* [What is required]: Copy every record below exactly.

* [Records shown]:
────────

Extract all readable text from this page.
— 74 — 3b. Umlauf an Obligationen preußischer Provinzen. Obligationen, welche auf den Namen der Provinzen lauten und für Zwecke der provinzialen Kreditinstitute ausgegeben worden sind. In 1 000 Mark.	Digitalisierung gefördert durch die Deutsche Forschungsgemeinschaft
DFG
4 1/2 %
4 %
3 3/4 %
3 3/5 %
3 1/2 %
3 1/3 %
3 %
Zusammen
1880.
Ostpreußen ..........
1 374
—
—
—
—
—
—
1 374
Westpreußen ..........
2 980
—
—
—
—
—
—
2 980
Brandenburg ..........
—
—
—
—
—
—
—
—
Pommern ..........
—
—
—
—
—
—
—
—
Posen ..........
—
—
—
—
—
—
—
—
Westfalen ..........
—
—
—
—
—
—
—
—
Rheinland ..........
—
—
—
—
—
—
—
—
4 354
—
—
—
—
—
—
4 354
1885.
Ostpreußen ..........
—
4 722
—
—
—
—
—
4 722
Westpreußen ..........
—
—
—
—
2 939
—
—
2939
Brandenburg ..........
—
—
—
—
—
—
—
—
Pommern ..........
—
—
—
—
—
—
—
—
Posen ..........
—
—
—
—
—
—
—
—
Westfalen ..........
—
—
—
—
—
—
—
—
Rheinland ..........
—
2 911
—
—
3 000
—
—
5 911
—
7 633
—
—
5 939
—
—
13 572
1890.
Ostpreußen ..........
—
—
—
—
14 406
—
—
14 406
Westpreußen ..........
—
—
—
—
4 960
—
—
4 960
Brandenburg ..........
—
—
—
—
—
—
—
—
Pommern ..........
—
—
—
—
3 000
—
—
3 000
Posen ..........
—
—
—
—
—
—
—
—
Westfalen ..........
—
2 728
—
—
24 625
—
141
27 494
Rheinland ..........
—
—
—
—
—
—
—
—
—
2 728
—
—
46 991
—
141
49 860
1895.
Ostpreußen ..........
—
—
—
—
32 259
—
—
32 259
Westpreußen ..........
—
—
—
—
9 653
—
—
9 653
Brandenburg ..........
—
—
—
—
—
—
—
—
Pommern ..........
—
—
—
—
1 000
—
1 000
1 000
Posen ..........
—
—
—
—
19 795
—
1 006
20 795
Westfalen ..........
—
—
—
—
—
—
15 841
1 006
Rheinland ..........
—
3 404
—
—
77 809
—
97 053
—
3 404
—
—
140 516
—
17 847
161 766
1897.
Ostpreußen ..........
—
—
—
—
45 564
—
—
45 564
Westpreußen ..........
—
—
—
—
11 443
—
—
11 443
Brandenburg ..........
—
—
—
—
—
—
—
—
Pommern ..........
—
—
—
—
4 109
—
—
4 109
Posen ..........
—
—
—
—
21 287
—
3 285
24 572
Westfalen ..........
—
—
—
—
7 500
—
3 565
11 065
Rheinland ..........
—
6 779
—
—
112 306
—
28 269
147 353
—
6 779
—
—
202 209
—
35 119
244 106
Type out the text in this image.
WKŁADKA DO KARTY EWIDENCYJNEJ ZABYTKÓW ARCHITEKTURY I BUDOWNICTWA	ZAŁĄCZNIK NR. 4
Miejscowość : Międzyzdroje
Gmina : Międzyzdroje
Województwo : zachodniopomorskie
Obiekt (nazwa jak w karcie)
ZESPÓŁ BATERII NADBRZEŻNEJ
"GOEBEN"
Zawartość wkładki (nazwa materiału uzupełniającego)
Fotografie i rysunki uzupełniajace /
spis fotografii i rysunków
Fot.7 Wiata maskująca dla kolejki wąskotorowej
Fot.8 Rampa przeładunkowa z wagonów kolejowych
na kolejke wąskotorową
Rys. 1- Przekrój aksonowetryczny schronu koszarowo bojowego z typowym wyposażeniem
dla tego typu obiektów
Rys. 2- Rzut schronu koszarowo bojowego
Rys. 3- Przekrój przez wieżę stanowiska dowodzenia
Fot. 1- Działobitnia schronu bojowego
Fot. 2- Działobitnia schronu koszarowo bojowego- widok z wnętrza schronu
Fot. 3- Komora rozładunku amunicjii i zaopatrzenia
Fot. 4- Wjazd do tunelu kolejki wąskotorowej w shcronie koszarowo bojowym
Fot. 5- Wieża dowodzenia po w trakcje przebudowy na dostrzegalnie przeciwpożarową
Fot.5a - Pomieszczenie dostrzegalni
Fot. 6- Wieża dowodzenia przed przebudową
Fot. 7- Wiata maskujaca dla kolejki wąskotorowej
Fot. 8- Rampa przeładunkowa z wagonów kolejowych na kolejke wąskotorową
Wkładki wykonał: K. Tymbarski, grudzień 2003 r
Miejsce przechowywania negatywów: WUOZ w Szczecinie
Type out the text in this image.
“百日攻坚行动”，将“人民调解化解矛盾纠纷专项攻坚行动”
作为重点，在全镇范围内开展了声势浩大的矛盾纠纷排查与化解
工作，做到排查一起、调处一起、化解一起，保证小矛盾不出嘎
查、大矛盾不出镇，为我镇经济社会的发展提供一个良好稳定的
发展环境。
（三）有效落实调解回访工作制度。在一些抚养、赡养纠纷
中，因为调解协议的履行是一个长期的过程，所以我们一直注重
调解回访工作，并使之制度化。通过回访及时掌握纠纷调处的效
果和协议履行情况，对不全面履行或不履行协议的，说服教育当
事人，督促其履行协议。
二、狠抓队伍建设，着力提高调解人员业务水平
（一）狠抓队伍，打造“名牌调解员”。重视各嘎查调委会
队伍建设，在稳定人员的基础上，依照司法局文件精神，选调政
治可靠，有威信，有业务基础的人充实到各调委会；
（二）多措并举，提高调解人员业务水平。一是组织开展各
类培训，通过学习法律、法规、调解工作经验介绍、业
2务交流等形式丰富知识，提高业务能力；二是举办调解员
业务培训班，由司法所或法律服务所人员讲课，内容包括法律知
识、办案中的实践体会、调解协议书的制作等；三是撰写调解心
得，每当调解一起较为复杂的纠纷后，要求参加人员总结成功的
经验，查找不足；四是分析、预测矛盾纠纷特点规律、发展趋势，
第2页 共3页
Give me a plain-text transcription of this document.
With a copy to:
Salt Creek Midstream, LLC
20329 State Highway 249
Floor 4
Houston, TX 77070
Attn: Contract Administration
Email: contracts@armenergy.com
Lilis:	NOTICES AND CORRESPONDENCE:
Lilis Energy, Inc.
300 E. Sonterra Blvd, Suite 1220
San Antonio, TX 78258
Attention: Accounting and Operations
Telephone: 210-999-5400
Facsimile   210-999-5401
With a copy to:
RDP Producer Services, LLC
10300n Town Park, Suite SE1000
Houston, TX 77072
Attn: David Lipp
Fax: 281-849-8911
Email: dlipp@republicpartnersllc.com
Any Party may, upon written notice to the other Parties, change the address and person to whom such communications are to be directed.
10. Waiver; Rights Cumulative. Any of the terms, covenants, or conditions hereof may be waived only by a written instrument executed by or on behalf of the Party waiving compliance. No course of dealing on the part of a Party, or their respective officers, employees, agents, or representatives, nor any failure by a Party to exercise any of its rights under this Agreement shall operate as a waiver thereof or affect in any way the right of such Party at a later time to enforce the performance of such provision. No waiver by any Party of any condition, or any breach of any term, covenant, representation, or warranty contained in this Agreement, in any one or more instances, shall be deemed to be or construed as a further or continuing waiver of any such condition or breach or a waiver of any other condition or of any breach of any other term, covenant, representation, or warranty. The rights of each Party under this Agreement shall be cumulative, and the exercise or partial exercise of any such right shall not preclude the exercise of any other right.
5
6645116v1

────────

* [Answer to this problem]:
Extract all readable text from this page.
— 74 — 3b. Umlauf an Obligationen preußischer Provinzen. Obligationen, welche auf den Namen der Provinzen lauten und für Zwecke der provinzialen Kreditinstitute ausgegeben worden sind. In 1 000 Mark.	Digitalisierung gefördert durch die Deutsche Forschungsgemeinschaft
DFG
4 1/2 %
4 %
3 3/4 %
3 3/5 %
3 1/2 %
3 1/3 %
3 %
Zusammen
1880.
Ostpreußen ..........
1 374
—
—
—
—
—
—
1 374
Westpreußen ..........
2 980
—
—
—
—
—
—
2 980
Brandenburg ..........
—
—
—
—
—
—
—
—
Pommern ..........
—
—
—
—
—
—
—
—
Posen ..........
—
—
—
—
—
—
—
—
Westfalen ..........
—
—
—
—
—
—
—
—
Rheinland ..........
—
—
—
—
—
—
—
—
4 354
—
—
—
—
—
—
4 354
1885.
Ostpreußen ..........
—
4 722
—
—
—
—
—
4 722
Westpreußen ..........
—
—
—
—
2 939
—
—
2939
Brandenburg ..........
—
—
—
—
—
—
—
—
Pommern ..........
—
—
—
—
—
—
—
—
Posen ..........
—
—
—
—
—
—
—
—
Westfalen ..........
—
—
—
—
—
—
—
—
Rheinland ..........
—
2 911
—
—
3 000
—
—
5 911
—
7 633
—
—
5 939
—
—
13 572
1890.
Ostpreußen ..........
—
—
—
—
14 406
—
—
14 406
Westpreußen ..........
—
—
—
—
4 960
—
—
4 960
Brandenburg ..........
—
—
—
—
—
—
—
—
Pommern ..........
—
—
—
—
3 000
—
—
3 000
Posen ..........
—
—
—
—
—
—
—
—
Westfalen ..........
—
2 728
—
—
24 625
—
141
27 494
Rheinland ..........
—
—
—
—
—
—
—
—
—
2 728
—
—
46 991
—
141
49 860
1895.
Ostpreußen ..........
—
—
—
—
32 259
—
—
32 259
Westpreußen ..........
—
—
—
—
9 653
—
—
9 653
Brandenburg ..........
—
—
—
—
—
—
—
—
Pommern ..........
—
—
—
—
1 000
—
1 000
1 000
Posen ..........
—
—
—
—
19 795
—
1 006
20 795
Westfalen ..........
—
—
—
—
—
—
15 841
1 006
Rheinland ..........
—
3 404
—
—
77 809
—
97 053
—
3 404
—
—
140 516
—
17 847
161 766
1897.
Ostpreußen ..........
—
—
—
—
45 564
—
—
45 564
Westpreußen ..........
—
—
—
—
11 443
—
—
11 443
Brandenburg ..........
—
—
—
—
—
—
—
—
Pommern ..........
—
—
—
—
4 109
—
—
4 109
Posen ..........
—
—
—
—
21 287
—
3 285
24 572
Westfalen ..........
—
—
—
—
7 500
—
3 565
11 065
Rheinland ..........
—
6 779
—
—
112 306
—
28 269
147 353
—
6 779
—
—
202 209
—
35 119
244 106
Type out the text in this image.
WKŁADKA DO KARTY EWIDENCYJNEJ ZABYTKÓW ARCHITEKTURY I BUDOWNICTWA	ZAŁĄCZNIK NR. 4
Miejscowość : Międzyzdroje
Gmina : Międzyzdroje
Województwo : zachodniopomorskie
Obiekt (nazwa jak w karcie)
ZESPÓŁ BATERII NADBRZEŻNEJ
"GOEBEN"
Zawartość wkładki (nazwa materiału uzupełniającego)
Fotografie i rysunki uzupełniajace /
spis fotografii i rysunków
Fot.7 Wiata maskująca dla kolejki wąskotorowej
Fot.8 Rampa przeładunkowa z wagonów kolejowych
na kolejke wąskotorową
Rys. 1- Przekrój aksonowetryczny schronu koszarowo bojowego z typowym wyposażeniem
dla tego typu obiektów
Rys. 2- Rzut schronu koszarowo bojowego
Rys. 3- Przekrój przez wieżę stanowiska dowodzenia
Fot. 1- Działobitnia schronu bojowego
Fot. 2- Działobitnia schronu koszarowo bojowego- widok z wnętrza schronu
Fot. 3- Komora rozładunku amunicjii i zaopatrzenia
Fot. 4- Wjazd do tunelu kolejki wąskotorowej w shcronie koszarowo bojowym
Fot. 5- Wieża dowodzenia po w trakcje przebudowy na dostrzegalnie przeciwpożarową
Fot.5a - Pomieszczenie dostrzegalni
Fot. 6- Wieża dowodzenia przed przebudową
Fot. 7- Wiata maskujaca dla kolejki wąskotorowej
Fot. 8- Rampa przeładunkowa z wagonów kolejowych na kolejke wąskotorową
Wkładki wykonał: K. Tymbarski, grudzień 2003 r
Miejsce przechowywania negatywów: WUOZ w Szczecinie
Type out the text in this image.
“百日攻坚行动”，将“人民调解化解矛盾纠纷专项攻坚行动”
作为重点，在全镇范围内开展了声势浩大的矛盾纠纷排查与化解
工作，做到排查一起、调处一起、化解一起，保证小矛盾不出嘎
查、大矛盾不出镇，为我镇经济社会的发展提供一个良好稳定的
发展环境。
（三）有效落实调解回访工作制度。在一些抚养、赡养纠纷
中，因为调解协议的履行是一个长期的过程，所以我们一直注重
调解回访工作，并使之制度化。通过回访及时掌握纠纷调处的效
果和协议履行情况，对不全面履行或不履行协议的，说服教育当
事人，督促其履行协议。
二、狠抓队伍建设，着力提高调解人员业务水平
（一）狠抓队伍，打造“名牌调解员”。重视各嘎查调委会
队伍建设，在稳定人员的基础上，依照司法局文件精神，选调政
治可靠，有威信，有业务基础的人充实到各调委会；
（二）多措并举，提高调解人员业务水平。一是组织开展各
类培训，通过学习法律、法规、调解工作经验介绍、业
2务交流等形式丰富知识，提高业务能力；二是举办调解员
业务培训班，由司法所或法律服务所人员讲课，内容包括法律知
识、办案中的实践体会、调解协议书的制作等；三是撰写调解心
得，每当调解一起较为复杂的纠纷后，要求参加人员总结成功的
经验，查找不足；四是分析、预测矛盾纠纷特点规律、发展趋势，
第2页 共3页
Give me a plain-text transcription of this document.
With a copy to:
Salt Creek Midstream, LLC
20329 State Highway 249
Floor 4
Houston, TX 77070
Attn: Contract Administration
Email: contracts@armenergy.com
Lilis:	NOTICES AND CORRESPONDENCE:
Lilis Energy, Inc.
300 E. Sonterra Blvd, Suite 1220
San Antonio, TX 78258
Attention: Accounting and Operations
Telephone: 210-999-5400
Facsimile   210-999-5401
With a copy to:
RDP Producer Services, LLC
10300n Town Park, Suite SE1000
Houston, TX 77072
Attn: David Lipp
Fax: 281-849-8911
Email: dlipp@republicpartnersllc.com
Any Party may, upon written notice to the other Parties, change the address and person to whom such communications are to be directed.
10. Waiver; Rights Cumulative. Any of the terms, covenants, or conditions hereof may be waived only by a written instrument executed by or on behalf of the Party waiving compliance. No course of dealing on the part of a Party, or their respective officers, employees, agents, or representatives, nor any failure by a Party to exercise any of its rights under this Agreement shall operate as a waiver thereof or affect in any way the right of such Party at a later time to enforce the performance of such provision. No waiver by any Party of any condition, or any breach of any term, covenant, representation, or warranty contained in this Agreement, in any one or more instances, shall be deemed to be or construed as a further or continuing waiver of any such condition or breach or a waiver of any other condition or of any breach of any other term, covenant, representation, or warranty. The rights of each Party under this Agreement shall be cumulative, and the exercise or partial exercise of any such right shall not preclude the exercise of any other right.
5
6645116v1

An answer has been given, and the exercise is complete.